— EXCERPTED TEXT —
* * *

The situation improves during the reigns of kings Saul (D1) and Solomon (D2). The Israelites, still in their land, are united in a single sovereign state under the leadership of a functioning king. There is no major internal dissonance, and a sense of political stability reigns. To be sure, neither Saul nor Solomon is perfect: Saul is plagued by his jealousy of David, and toward the end of his life hovers on the brink of insanity. More importantly, he failed in his earlier days as king to fulfill God’s command to wipe out the Amalekite nation.24 Despite Saul’s repentance and prostrations, the prophet Samuel chastises him and foretells the end of his rule: “I will not go back with you,” Samuel says, “for you have rejected the Lord’s command, and the Lord has rejected you as king over Israel.”25 It is for this reason that Saul’s son will not inherit his kingdom. Political stability is not yet complete. (After Saul’s death, it should be noted, the tribes of Israel split and battle each other26—a hint of what is to follow after the reign of Solomon.) But Israel has still come a long way since the time of the judges; progress has definitely been made.
Israel is even more secure under the reign of Solomon, often referred to as the “golden age” in Jewish history. His kingdom extends “from the Euphrates to the land of the Philistines and to the border of Egypt”27; his wisdom is said to exceed that of all the Egyptians28; and finally, unlike his father David, he is permitted to build the Temple in Jerusalem. Yet Solomon, too, is flawed. In violation of the explicit Deuteronomic prohibition against a king keeping too many horses or having too many wives, lest “his heart will be led astray,”29 Solomon does both: He acquires some 1,400 chariots and 12,000 horses30 and “love[s] many foreign women”31—to wit, seven hundred royal wives and three hundred concubines. As a result, and precisely as Deuteronomy cautions, Solomon falls from grace. His “wives turned away [his] heart after other gods, and he was not as wholeheartedly devoted to the Lord his God as his father David had been.”32
And so, as with Saul, God is disappointed in his choice of king, and decrees that the kingdom be taken from his hand. “Because… you have not kept my covenant and the laws which I enjoined upon you, I will tear the kingdom away from you…. However, I will not tear away the whole kingdom; I will give your son one tribe, for the sake of my servant David and for the sake of Jerusalem, which I have chosen.”33 Thus is Solomon, too, denied the ability to bequeath the whole kingdom to his son.

* * *

[Stored records]
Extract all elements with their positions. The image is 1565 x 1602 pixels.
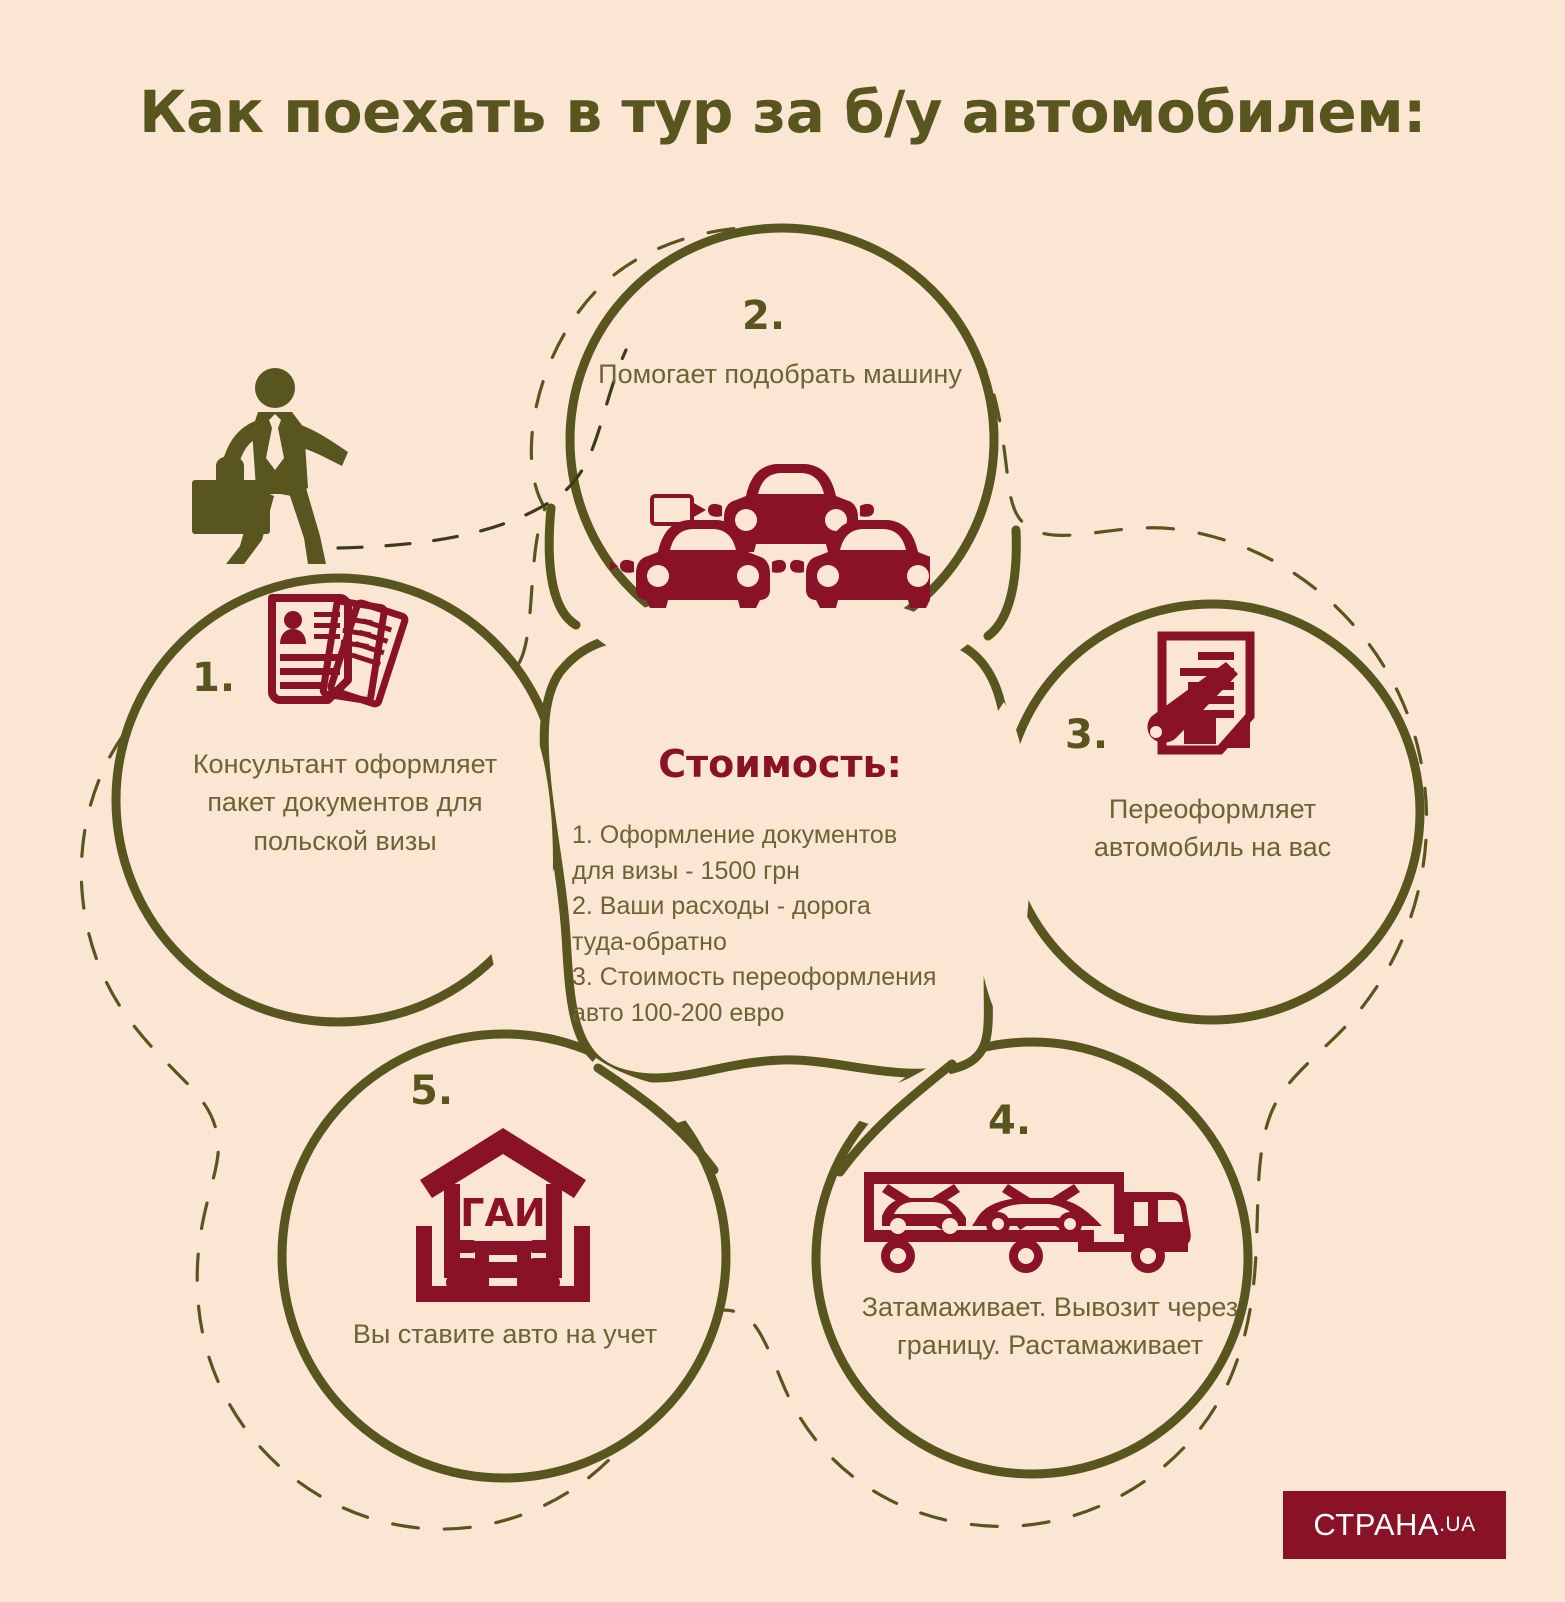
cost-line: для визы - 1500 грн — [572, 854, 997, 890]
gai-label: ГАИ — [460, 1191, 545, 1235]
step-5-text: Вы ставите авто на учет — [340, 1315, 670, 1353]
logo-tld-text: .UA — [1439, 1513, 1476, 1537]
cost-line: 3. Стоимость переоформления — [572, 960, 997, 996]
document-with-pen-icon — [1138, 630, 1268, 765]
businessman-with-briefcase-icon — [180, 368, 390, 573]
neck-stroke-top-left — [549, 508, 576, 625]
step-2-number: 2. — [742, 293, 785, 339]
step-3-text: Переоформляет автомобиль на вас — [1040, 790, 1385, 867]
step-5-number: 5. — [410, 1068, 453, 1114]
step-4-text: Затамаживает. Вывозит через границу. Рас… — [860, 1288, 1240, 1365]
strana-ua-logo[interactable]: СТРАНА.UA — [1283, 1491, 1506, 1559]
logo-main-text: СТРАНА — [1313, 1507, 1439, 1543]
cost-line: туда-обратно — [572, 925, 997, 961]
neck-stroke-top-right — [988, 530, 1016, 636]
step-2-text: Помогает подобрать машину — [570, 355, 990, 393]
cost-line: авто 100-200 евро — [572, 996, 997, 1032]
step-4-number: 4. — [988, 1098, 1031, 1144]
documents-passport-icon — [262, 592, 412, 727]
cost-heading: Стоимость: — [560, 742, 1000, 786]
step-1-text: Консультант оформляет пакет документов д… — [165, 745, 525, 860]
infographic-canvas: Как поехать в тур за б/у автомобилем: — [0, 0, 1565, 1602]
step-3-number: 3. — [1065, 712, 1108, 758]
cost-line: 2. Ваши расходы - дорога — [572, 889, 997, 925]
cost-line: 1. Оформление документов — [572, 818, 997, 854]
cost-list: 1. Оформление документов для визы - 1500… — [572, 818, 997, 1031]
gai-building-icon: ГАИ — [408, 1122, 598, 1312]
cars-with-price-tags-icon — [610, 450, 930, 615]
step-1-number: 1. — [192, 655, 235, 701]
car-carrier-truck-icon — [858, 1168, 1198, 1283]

* * *

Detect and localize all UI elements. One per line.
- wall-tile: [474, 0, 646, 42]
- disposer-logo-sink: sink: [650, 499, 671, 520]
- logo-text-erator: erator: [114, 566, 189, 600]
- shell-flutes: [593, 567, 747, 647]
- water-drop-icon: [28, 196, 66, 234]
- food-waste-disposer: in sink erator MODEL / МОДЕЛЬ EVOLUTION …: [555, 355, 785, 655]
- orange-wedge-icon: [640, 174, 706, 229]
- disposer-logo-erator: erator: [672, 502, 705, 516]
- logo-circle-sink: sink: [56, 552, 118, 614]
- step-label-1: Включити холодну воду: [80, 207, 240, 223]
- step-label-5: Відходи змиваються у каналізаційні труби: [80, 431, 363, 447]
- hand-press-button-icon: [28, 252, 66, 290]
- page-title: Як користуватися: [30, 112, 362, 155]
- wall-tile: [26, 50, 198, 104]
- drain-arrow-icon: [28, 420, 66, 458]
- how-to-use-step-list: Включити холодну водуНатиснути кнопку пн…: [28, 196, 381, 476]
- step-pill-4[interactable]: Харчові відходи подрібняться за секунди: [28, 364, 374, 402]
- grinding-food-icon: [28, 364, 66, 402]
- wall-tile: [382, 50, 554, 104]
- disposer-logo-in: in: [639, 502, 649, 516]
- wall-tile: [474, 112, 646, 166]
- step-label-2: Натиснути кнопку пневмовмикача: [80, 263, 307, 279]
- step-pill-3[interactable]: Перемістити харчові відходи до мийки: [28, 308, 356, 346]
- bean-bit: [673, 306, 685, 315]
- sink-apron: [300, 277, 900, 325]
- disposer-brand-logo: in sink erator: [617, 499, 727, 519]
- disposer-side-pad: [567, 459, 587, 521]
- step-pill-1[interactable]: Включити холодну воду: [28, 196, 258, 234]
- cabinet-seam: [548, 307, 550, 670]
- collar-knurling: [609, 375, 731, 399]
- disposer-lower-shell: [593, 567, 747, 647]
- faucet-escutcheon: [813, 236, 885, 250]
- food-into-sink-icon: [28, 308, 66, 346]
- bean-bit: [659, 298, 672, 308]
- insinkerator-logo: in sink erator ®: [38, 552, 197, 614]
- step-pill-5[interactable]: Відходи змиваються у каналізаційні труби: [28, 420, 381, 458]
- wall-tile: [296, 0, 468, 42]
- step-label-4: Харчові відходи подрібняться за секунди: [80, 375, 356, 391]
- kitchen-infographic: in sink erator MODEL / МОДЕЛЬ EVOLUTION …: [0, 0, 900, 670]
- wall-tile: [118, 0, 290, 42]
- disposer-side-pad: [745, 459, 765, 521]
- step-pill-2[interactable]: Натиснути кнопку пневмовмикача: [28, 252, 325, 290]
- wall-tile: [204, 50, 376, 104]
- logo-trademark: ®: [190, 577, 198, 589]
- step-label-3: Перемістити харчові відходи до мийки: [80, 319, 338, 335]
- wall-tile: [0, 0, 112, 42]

* * *

— EXERCISE AIM —
In the passage about the reigns of Saul and Solomon, how many chariots and horses does Solomon acquire? These rows come from a separate source.

— WRITTEN ANSWER —
Some 1,400 chariots and 12,000 horses.